==== Records for the exercise ====

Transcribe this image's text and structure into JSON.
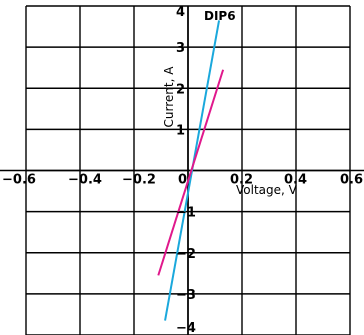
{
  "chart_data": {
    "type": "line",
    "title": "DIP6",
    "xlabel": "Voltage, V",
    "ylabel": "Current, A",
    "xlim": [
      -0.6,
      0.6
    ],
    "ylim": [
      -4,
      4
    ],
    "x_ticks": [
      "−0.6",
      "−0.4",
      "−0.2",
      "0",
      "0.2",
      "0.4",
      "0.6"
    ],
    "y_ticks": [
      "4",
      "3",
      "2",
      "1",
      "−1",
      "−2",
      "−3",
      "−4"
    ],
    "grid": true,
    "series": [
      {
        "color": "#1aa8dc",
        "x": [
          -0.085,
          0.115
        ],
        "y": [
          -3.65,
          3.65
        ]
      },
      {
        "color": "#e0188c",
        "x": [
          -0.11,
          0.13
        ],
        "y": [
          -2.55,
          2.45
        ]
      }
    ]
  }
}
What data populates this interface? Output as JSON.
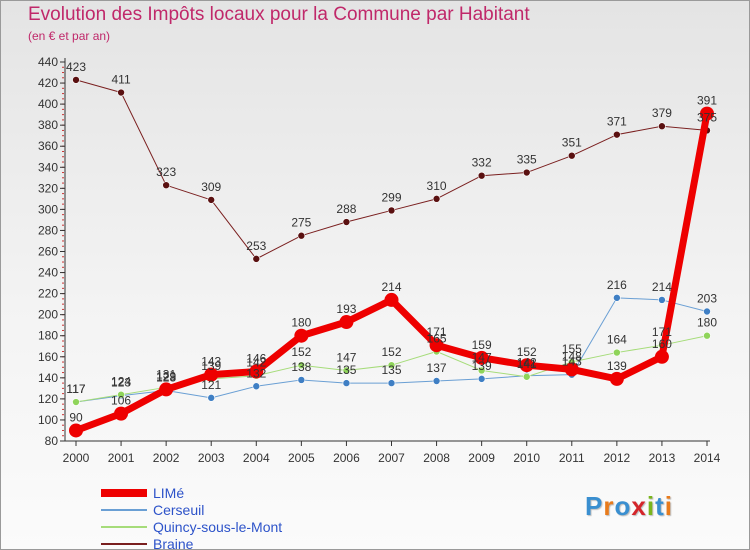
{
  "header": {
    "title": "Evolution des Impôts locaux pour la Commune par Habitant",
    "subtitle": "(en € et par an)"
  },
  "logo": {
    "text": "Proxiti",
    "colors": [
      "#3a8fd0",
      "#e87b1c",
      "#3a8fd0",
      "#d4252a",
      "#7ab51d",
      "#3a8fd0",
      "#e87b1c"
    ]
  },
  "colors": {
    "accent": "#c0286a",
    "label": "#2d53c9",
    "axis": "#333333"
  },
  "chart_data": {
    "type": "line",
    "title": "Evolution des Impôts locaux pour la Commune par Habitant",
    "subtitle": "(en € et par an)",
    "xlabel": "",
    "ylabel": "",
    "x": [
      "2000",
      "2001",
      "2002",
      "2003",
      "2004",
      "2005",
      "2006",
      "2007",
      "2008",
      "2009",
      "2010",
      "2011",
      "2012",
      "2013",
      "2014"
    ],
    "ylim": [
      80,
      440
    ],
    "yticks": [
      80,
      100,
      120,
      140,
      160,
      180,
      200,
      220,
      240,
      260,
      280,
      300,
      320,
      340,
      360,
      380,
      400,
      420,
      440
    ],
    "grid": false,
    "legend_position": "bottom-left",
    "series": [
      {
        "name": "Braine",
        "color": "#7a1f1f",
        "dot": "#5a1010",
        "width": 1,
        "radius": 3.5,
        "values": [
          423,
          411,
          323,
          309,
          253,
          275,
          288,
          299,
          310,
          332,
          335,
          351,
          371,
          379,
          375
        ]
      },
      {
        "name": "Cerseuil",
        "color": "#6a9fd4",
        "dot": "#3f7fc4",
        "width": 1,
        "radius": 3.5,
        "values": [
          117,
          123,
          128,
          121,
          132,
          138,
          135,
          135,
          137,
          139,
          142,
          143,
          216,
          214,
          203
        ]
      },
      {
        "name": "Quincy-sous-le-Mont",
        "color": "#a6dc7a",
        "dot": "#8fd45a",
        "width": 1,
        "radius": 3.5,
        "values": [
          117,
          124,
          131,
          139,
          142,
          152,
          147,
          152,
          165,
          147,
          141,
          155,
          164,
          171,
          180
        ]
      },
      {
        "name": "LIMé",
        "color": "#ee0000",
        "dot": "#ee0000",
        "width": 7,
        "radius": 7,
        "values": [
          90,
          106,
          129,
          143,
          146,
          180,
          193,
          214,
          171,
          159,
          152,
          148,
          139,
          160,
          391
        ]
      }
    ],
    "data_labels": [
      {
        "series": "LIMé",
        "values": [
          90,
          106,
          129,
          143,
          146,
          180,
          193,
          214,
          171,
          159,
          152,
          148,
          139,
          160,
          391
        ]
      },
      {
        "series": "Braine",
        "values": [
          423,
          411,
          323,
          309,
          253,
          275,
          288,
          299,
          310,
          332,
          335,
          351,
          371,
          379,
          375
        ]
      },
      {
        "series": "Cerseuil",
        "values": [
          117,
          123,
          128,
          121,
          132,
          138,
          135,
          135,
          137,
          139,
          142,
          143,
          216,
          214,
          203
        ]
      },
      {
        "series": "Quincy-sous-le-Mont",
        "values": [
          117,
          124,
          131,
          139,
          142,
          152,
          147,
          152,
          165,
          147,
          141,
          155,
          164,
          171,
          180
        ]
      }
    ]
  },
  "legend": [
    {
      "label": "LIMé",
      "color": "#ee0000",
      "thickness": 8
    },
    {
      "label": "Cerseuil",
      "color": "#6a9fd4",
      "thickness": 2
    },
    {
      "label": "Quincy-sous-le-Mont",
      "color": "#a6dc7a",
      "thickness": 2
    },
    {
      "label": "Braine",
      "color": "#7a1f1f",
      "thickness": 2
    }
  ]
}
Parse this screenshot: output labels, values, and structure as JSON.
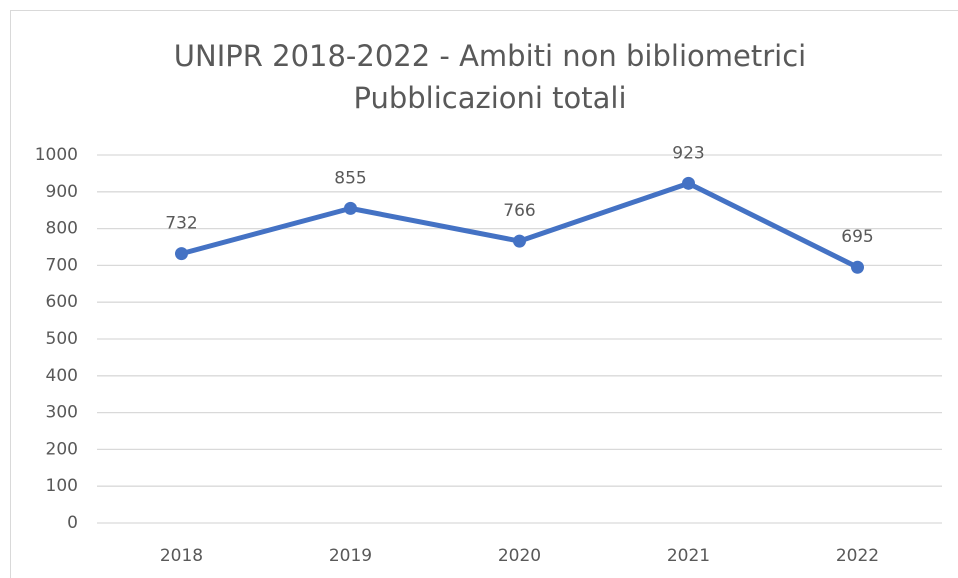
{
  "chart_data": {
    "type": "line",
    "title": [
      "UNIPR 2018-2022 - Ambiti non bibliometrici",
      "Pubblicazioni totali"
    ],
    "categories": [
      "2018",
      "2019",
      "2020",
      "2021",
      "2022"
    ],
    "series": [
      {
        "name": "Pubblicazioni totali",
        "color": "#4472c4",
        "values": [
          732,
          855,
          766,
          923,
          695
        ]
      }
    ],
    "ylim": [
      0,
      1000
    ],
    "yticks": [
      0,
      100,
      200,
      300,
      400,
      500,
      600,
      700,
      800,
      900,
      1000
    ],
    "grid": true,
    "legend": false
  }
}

====

Goal:
State how many lines of the entries above include the word "Mont", offering no text other than the number.

Full solution:
3